◆ SHORT TASK ◆
Copy out every record below, word for word.

◆ DATA ◆
===============
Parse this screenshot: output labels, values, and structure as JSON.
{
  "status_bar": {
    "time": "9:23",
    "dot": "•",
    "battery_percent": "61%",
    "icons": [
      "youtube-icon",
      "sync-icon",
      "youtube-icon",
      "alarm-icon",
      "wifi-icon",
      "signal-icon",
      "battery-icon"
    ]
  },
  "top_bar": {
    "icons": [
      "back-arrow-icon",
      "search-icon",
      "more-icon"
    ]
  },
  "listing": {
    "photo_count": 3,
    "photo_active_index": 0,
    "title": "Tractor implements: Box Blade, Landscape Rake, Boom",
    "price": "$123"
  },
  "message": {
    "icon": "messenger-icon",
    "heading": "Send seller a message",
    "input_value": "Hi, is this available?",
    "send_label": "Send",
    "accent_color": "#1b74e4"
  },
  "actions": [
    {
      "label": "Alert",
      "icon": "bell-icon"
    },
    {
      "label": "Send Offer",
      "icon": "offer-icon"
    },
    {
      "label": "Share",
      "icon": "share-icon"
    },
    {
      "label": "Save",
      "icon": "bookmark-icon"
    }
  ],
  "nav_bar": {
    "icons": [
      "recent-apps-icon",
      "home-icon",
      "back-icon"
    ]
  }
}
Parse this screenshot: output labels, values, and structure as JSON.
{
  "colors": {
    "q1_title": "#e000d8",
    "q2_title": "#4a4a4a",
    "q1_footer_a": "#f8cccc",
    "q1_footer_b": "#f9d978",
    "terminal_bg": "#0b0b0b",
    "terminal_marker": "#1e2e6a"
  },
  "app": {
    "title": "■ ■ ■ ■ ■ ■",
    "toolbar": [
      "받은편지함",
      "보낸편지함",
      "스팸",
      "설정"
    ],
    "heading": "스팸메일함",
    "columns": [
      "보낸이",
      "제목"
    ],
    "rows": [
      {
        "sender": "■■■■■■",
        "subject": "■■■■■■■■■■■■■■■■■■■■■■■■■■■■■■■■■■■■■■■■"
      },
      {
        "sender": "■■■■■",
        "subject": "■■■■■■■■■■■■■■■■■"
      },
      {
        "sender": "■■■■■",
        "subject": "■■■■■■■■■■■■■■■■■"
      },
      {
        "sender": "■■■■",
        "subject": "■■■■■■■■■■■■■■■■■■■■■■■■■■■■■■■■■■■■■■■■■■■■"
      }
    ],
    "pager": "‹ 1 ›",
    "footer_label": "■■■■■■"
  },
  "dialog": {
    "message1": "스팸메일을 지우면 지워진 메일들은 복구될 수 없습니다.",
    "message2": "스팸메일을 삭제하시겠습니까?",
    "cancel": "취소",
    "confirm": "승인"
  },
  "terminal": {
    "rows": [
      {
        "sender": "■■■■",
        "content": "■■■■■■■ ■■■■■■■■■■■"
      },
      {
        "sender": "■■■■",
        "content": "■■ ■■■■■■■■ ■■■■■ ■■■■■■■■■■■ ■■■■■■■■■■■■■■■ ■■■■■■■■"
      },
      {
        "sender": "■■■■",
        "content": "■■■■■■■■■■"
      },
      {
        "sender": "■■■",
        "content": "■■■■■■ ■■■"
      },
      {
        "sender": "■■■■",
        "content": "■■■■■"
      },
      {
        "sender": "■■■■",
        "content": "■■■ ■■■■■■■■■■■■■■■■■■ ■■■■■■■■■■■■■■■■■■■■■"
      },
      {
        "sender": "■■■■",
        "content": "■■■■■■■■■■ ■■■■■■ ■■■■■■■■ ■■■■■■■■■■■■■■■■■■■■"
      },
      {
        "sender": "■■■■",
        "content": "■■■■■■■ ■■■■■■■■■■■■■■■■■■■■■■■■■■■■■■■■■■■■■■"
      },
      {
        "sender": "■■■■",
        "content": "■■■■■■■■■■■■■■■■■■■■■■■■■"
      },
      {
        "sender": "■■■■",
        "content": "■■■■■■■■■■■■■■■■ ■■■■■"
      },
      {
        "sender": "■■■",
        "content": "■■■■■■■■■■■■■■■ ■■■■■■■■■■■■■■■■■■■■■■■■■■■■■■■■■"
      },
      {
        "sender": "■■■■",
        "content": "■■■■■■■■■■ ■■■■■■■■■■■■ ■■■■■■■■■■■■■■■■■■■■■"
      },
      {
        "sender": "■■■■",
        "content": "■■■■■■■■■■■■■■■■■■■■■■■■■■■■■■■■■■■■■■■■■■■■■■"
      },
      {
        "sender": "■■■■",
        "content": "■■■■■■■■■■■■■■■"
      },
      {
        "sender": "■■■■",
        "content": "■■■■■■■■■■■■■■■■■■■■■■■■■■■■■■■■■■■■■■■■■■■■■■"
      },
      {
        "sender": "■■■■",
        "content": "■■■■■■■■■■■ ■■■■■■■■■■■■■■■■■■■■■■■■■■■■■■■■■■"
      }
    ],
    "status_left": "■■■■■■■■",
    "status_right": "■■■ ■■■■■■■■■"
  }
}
===============
◆ EXERCISE RESPONSE ◆
Parse this screenshot: output labels, values, and structure as JSON.
{
  "status_bar": {
    "time": "9:23",
    "dot": "•",
    "battery_percent": "61%",
    "icons": [
      "youtube-icon",
      "sync-icon",
      "youtube-icon",
      "alarm-icon",
      "wifi-icon",
      "signal-icon",
      "battery-icon"
    ]
  },
  "top_bar": {
    "icons": [
      "back-arrow-icon",
      "search-icon",
      "more-icon"
    ]
  },
  "listing": {
    "photo_count": 3,
    "photo_active_index": 0,
    "title": "Tractor implements: Box Blade, Landscape Rake, Boom",
    "price": "$123"
  },
  "message": {
    "icon": "messenger-icon",
    "heading": "Send seller a message",
    "input_value": "Hi, is this available?",
    "send_label": "Send",
    "accent_color": "#1b74e4"
  },
  "actions": [
    {
      "label": "Alert",
      "icon": "bell-icon"
    },
    {
      "label": "Send Offer",
      "icon": "offer-icon"
    },
    {
      "label": "Share",
      "icon": "share-icon"
    },
    {
      "label": "Save",
      "icon": "bookmark-icon"
    }
  ],
  "nav_bar": {
    "icons": [
      "recent-apps-icon",
      "home-icon",
      "back-icon"
    ]
  }
}
Parse this screenshot: output labels, values, and structure as JSON.
{
  "colors": {
    "q1_title": "#e000d8",
    "q2_title": "#4a4a4a",
    "q1_footer_a": "#f8cccc",
    "q1_footer_b": "#f9d978",
    "terminal_bg": "#0b0b0b",
    "terminal_marker": "#1e2e6a"
  },
  "app": {
    "title": "■ ■ ■ ■ ■ ■",
    "toolbar": [
      "받은편지함",
      "보낸편지함",
      "스팸",
      "설정"
    ],
    "heading": "스팸메일함",
    "columns": [
      "보낸이",
      "제목"
    ],
    "rows": [
      {
        "sender": "■■■■■■",
        "subject": "■■■■■■■■■■■■■■■■■■■■■■■■■■■■■■■■■■■■■■■■"
      },
      {
        "sender": "■■■■■",
        "subject": "■■■■■■■■■■■■■■■■■"
      },
      {
        "sender": "■■■■■",
        "subject": "■■■■■■■■■■■■■■■■■"
      },
      {
        "sender": "■■■■",
        "subject": "■■■■■■■■■■■■■■■■■■■■■■■■■■■■■■■■■■■■■■■■■■■■"
      }
    ],
    "pager": "‹ 1 ›",
    "footer_label": "■■■■■■"
  },
  "dialog": {
    "message1": "스팸메일을 지우면 지워진 메일들은 복구될 수 없습니다.",
    "message2": "스팸메일을 삭제하시겠습니까?",
    "cancel": "취소",
    "confirm": "승인"
  },
  "terminal": {
    "rows": [
      {
        "sender": "■■■■",
        "content": "■■■■■■■ ■■■■■■■■■■■"
      },
      {
        "sender": "■■■■",
        "content": "■■ ■■■■■■■■ ■■■■■ ■■■■■■■■■■■ ■■■■■■■■■■■■■■■ ■■■■■■■■"
      },
      {
        "sender": "■■■■",
        "content": "■■■■■■■■■■"
      },
      {
        "sender": "■■■",
        "content": "■■■■■■ ■■■"
      },
      {
        "sender": "■■■■",
        "content": "■■■■■"
      },
      {
        "sender": "■■■■",
        "content": "■■■ ■■■■■■■■■■■■■■■■■■ ■■■■■■■■■■■■■■■■■■■■■"
      },
      {
        "sender": "■■■■",
        "content": "■■■■■■■■■■ ■■■■■■ ■■■■■■■■ ■■■■■■■■■■■■■■■■■■■■"
      },
      {
        "sender": "■■■■",
        "content": "■■■■■■■ ■■■■■■■■■■■■■■■■■■■■■■■■■■■■■■■■■■■■■■"
      },
      {
        "sender": "■■■■",
        "content": "■■■■■■■■■■■■■■■■■■■■■■■■■"
      },
      {
        "sender": "■■■■",
        "content": "■■■■■■■■■■■■■■■■ ■■■■■"
      },
      {
        "sender": "■■■",
        "content": "■■■■■■■■■■■■■■■ ■■■■■■■■■■■■■■■■■■■■■■■■■■■■■■■■■"
      },
      {
        "sender": "■■■■",
        "content": "■■■■■■■■■■ ■■■■■■■■■■■■ ■■■■■■■■■■■■■■■■■■■■■"
      },
      {
        "sender": "■■■■",
        "content": "■■■■■■■■■■■■■■■■■■■■■■■■■■■■■■■■■■■■■■■■■■■■■■"
      },
      {
        "sender": "■■■■",
        "content": "■■■■■■■■■■■■■■■"
      },
      {
        "sender": "■■■■",
        "content": "■■■■■■■■■■■■■■■■■■■■■■■■■■■■■■■■■■■■■■■■■■■■■■"
      },
      {
        "sender": "■■■■",
        "content": "■■■■■■■■■■■ ■■■■■■■■■■■■■■■■■■■■■■■■■■■■■■■■■■"
      }
    ],
    "status_left": "■■■■■■■■",
    "status_right": "■■■ ■■■■■■■■■"
  }
}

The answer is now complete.